**Aim of the exercise:**
Below is a set of records; print all of them exactly as written.

**Data excerpts:**

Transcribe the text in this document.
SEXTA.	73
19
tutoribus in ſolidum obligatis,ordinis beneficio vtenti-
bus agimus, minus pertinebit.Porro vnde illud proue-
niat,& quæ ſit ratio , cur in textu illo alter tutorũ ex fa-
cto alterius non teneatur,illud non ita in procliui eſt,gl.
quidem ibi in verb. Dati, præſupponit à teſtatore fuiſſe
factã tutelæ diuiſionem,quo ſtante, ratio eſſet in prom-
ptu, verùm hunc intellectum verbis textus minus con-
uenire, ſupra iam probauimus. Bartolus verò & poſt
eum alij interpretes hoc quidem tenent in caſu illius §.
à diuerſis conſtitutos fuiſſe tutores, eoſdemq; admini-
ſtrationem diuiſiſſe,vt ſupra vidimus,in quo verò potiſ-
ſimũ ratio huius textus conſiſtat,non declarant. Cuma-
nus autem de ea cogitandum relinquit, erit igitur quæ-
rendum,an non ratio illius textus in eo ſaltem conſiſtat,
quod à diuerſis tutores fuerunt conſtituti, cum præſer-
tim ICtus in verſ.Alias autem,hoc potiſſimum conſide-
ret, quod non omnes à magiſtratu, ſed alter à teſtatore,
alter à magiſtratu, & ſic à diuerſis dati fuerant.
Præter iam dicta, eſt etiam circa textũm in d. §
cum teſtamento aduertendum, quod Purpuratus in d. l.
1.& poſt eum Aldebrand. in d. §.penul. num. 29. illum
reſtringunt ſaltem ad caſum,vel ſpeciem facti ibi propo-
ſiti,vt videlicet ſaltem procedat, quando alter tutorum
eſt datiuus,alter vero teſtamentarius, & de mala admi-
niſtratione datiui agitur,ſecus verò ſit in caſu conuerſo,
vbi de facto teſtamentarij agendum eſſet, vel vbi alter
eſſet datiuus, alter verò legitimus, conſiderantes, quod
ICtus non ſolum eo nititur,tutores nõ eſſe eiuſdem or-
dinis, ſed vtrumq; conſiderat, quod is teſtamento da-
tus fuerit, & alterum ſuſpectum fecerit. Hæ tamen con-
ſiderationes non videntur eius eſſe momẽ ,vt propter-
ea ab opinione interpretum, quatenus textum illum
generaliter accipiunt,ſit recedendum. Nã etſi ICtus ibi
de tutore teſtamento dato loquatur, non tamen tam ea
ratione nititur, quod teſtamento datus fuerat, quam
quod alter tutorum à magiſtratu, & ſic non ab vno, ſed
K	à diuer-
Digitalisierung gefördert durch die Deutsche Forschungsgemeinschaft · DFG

**Response to this task:**
Transcribe the text in this document.
SEXTA.	73
19
tutoribus in ſolidum obligatis,ordinis beneficio vtenti-
bus agimus, minus pertinebit.Porro vnde illud proue-
niat,& quæ ſit ratio , cur in textu illo alter tutorũ ex fa-
cto alterius non teneatur,illud non ita in procliui eſt,gl.
quidem ibi in verb. Dati, præſupponit à teſtatore fuiſſe
factã tutelæ diuiſionem,quo ſtante, ratio eſſet in prom-
ptu, verùm hunc intellectum verbis textus minus con-
uenire, ſupra iam probauimus. Bartolus verò & poſt
eum alij interpretes hoc quidem tenent in caſu illius §.
à diuerſis conſtitutos fuiſſe tutores, eoſdemq; admini-
ſtrationem diuiſiſſe,vt ſupra vidimus,in quo verò potiſ-
ſimũ ratio huius textus conſiſtat,non declarant. Cuma-
nus autem de ea cogitandum relinquit, erit igitur quæ-
rendum,an non ratio illius textus in eo ſaltem conſiſtat,
quod à diuerſis tutores fuerunt conſtituti, cum præſer-
tim ICtus in verſ.Alias autem,hoc potiſſimum conſide-
ret, quod non omnes à magiſtratu, ſed alter à teſtatore,
alter à magiſtratu, & ſic à diuerſis dati fuerant.
Præter iam dicta, eſt etiam circa textũm in d. §
cum teſtamento aduertendum, quod Purpuratus in d. l.
1.& poſt eum Aldebrand. in d. §.penul. num. 29. illum
reſtringunt ſaltem ad caſum,vel ſpeciem facti ibi propo-
ſiti,vt videlicet ſaltem procedat, quando alter tutorum
eſt datiuus,alter vero teſtamentarius, & de mala admi-
niſtratione datiui agitur,ſecus verò ſit in caſu conuerſo,
vbi de facto teſtamentarij agendum eſſet, vel vbi alter
eſſet datiuus, alter verò legitimus, conſiderantes, quod
ICtus non ſolum eo nititur,tutores nõ eſſe eiuſdem or-
dinis, ſed vtrumq; conſiderat, quod is teſtamento da-
tus fuerit, & alterum ſuſpectum fecerit. Hæ tamen con-
ſiderationes non videntur eius eſſe momẽ ,vt propter-
ea ab opinione interpretum, quatenus textum illum
generaliter accipiunt,ſit recedendum. Nã etſi ICtus ibi
de tutore teſtamento dato loquatur, non tamen tam ea
ratione nititur, quod teſtamento datus fuerat, quam
quod alter tutorum à magiſtratu, & ſic non ab vno, ſed
K	à diuer-
Digitalisierung gefördert durch die Deutsche Forschungsgemeinschaft · DFG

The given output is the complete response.